• [Set problem]: Count how many lines contain the word "kxPollService". Please give only the number.

■ ■ ■ ■ ■

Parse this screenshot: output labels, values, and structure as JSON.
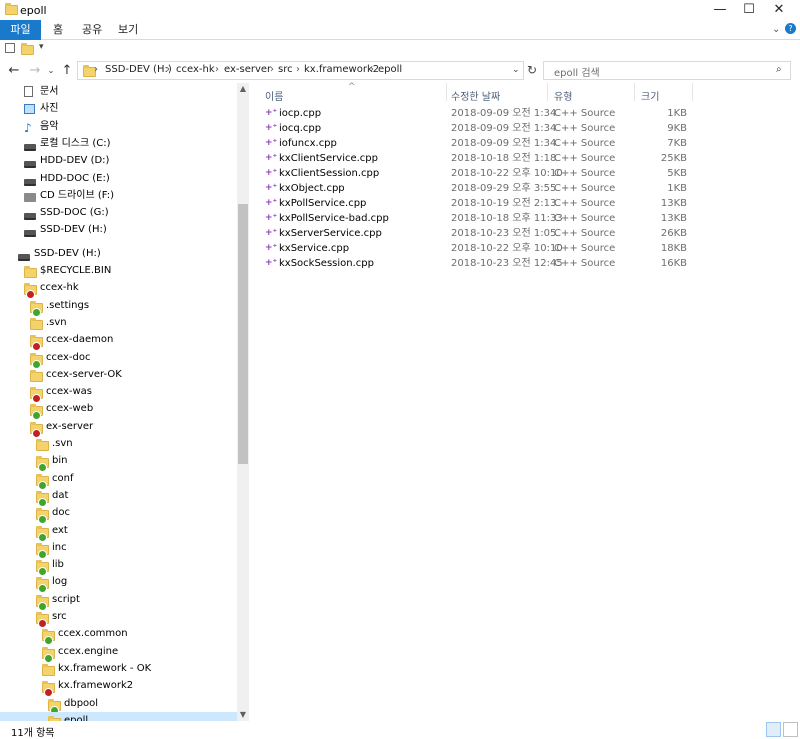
{
  "window": {
    "title": "epoll",
    "minimize": "—",
    "maximize": "☐",
    "close": "✕"
  },
  "ribbon": {
    "tabs": [
      "파일",
      "홈",
      "공유",
      "보기"
    ]
  },
  "address": {
    "crumbs": [
      "SSD-DEV (H:)",
      "ccex-hk",
      "ex-server",
      "src",
      "kx.framework2",
      "epoll"
    ]
  },
  "search": {
    "placeholder": "epoll 검색"
  },
  "nav": {
    "items": [
      {
        "label": "문서",
        "icon": "document-icon",
        "indent": 24,
        "kind": "doc"
      },
      {
        "label": "사진",
        "icon": "pictures-icon",
        "indent": 24,
        "kind": "pic"
      },
      {
        "label": "음악",
        "icon": "music-icon",
        "indent": 24,
        "kind": "note"
      },
      {
        "label": "로컬 디스크 (C:)",
        "icon": "drive-icon",
        "indent": 24,
        "kind": "drive"
      },
      {
        "label": "HDD-DEV (D:)",
        "icon": "drive-icon",
        "indent": 24,
        "kind": "drive"
      },
      {
        "label": "HDD-DOC (E:)",
        "icon": "drive-icon",
        "indent": 24,
        "kind": "drive"
      },
      {
        "label": "CD 드라이브 (F:)",
        "icon": "cd-drive-icon",
        "indent": 24,
        "kind": "cd"
      },
      {
        "label": "SSD-DOC (G:)",
        "icon": "drive-icon",
        "indent": 24,
        "kind": "drive"
      },
      {
        "label": "SSD-DEV (H:)",
        "icon": "drive-icon",
        "indent": 24,
        "kind": "drive"
      },
      {
        "label": "SSD-DEV (H:)",
        "icon": "drive-icon",
        "indent": 18,
        "kind": "drive",
        "gap": true
      },
      {
        "label": "$RECYCLE.BIN",
        "icon": "folder-icon",
        "indent": 24,
        "kind": "folder"
      },
      {
        "label": "ccex-hk",
        "icon": "folder-icon",
        "indent": 24,
        "kind": "folder",
        "badge": "warn"
      },
      {
        "label": ".settings",
        "icon": "folder-icon",
        "indent": 30,
        "kind": "folder",
        "badge": "ok"
      },
      {
        "label": ".svn",
        "icon": "folder-icon",
        "indent": 30,
        "kind": "folder"
      },
      {
        "label": "ccex-daemon",
        "icon": "folder-icon",
        "indent": 30,
        "kind": "folder",
        "badge": "warn"
      },
      {
        "label": "ccex-doc",
        "icon": "folder-icon",
        "indent": 30,
        "kind": "folder",
        "badge": "ok"
      },
      {
        "label": "ccex-server-OK",
        "icon": "folder-icon",
        "indent": 30,
        "kind": "folder"
      },
      {
        "label": "ccex-was",
        "icon": "folder-icon",
        "indent": 30,
        "kind": "folder",
        "badge": "warn"
      },
      {
        "label": "ccex-web",
        "icon": "folder-icon",
        "indent": 30,
        "kind": "folder",
        "badge": "ok"
      },
      {
        "label": "ex-server",
        "icon": "folder-icon",
        "indent": 30,
        "kind": "folder",
        "badge": "warn"
      },
      {
        "label": ".svn",
        "icon": "folder-icon",
        "indent": 36,
        "kind": "folder"
      },
      {
        "label": "bin",
        "icon": "folder-icon",
        "indent": 36,
        "kind": "folder",
        "badge": "ok"
      },
      {
        "label": "conf",
        "icon": "folder-icon",
        "indent": 36,
        "kind": "folder",
        "badge": "ok"
      },
      {
        "label": "dat",
        "icon": "folder-icon",
        "indent": 36,
        "kind": "folder",
        "badge": "ok"
      },
      {
        "label": "doc",
        "icon": "folder-icon",
        "indent": 36,
        "kind": "folder",
        "badge": "ok"
      },
      {
        "label": "ext",
        "icon": "folder-icon",
        "indent": 36,
        "kind": "folder",
        "badge": "ok"
      },
      {
        "label": "inc",
        "icon": "folder-icon",
        "indent": 36,
        "kind": "folder",
        "badge": "ok"
      },
      {
        "label": "lib",
        "icon": "folder-icon",
        "indent": 36,
        "kind": "folder",
        "badge": "ok"
      },
      {
        "label": "log",
        "icon": "folder-icon",
        "indent": 36,
        "kind": "folder",
        "badge": "ok"
      },
      {
        "label": "script",
        "icon": "folder-icon",
        "indent": 36,
        "kind": "folder",
        "badge": "ok"
      },
      {
        "label": "src",
        "icon": "folder-icon",
        "indent": 36,
        "kind": "folder",
        "badge": "warn"
      },
      {
        "label": "ccex.common",
        "icon": "folder-icon",
        "indent": 42,
        "kind": "folder",
        "badge": "ok"
      },
      {
        "label": "ccex.engine",
        "icon": "folder-icon",
        "indent": 42,
        "kind": "folder",
        "badge": "ok"
      },
      {
        "label": "kx.framework - OK",
        "icon": "folder-icon",
        "indent": 42,
        "kind": "folder"
      },
      {
        "label": "kx.framework2",
        "icon": "folder-icon",
        "indent": 42,
        "kind": "folder",
        "badge": "warn"
      },
      {
        "label": "dbpool",
        "icon": "folder-icon",
        "indent": 48,
        "kind": "folder",
        "badge": "ok"
      },
      {
        "label": "epoll",
        "icon": "folder-icon",
        "indent": 48,
        "kind": "folder",
        "badge": "ok",
        "selected": true
      }
    ]
  },
  "columns": [
    "이름",
    "수정한 날짜",
    "유형",
    "크기"
  ],
  "files": [
    {
      "name": "iocp.cpp",
      "date": "2018-09-09 오전 1:34",
      "type": "C++ Source",
      "size": "1KB"
    },
    {
      "name": "iocq.cpp",
      "date": "2018-09-09 오전 1:34",
      "type": "C++ Source",
      "size": "9KB"
    },
    {
      "name": "iofuncx.cpp",
      "date": "2018-09-09 오전 1:34",
      "type": "C++ Source",
      "size": "7KB"
    },
    {
      "name": "kxClientService.cpp",
      "date": "2018-10-18 오전 1:18",
      "type": "C++ Source",
      "size": "25KB"
    },
    {
      "name": "kxClientSession.cpp",
      "date": "2018-10-22 오후 10:10",
      "type": "C++ Source",
      "size": "5KB"
    },
    {
      "name": "kxObject.cpp",
      "date": "2018-09-29 오후 3:55",
      "type": "C++ Source",
      "size": "1KB"
    },
    {
      "name": "kxPollService.cpp",
      "date": "2018-10-19 오전 2:13",
      "type": "C++ Source",
      "size": "13KB"
    },
    {
      "name": "kxPollService-bad.cpp",
      "date": "2018-10-18 오후 11:33",
      "type": "C++ Source",
      "size": "13KB"
    },
    {
      "name": "kxServerService.cpp",
      "date": "2018-10-23 오전 1:05",
      "type": "C++ Source",
      "size": "26KB"
    },
    {
      "name": "kxService.cpp",
      "date": "2018-10-22 오후 10:10",
      "type": "C++ Source",
      "size": "18KB"
    },
    {
      "name": "kxSockSession.cpp",
      "date": "2018-10-23 오전 12:45",
      "type": "C++ Source",
      "size": "16KB"
    }
  ],
  "status": {
    "count": "11개 항목"
  },
  "colors": {
    "accent": "#1979ca",
    "selection": "#cce8ff",
    "ok": "#3fa52c",
    "warn": "#c02222"
  }
}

■ ■ ■ ■ ■

• [Response below]: 2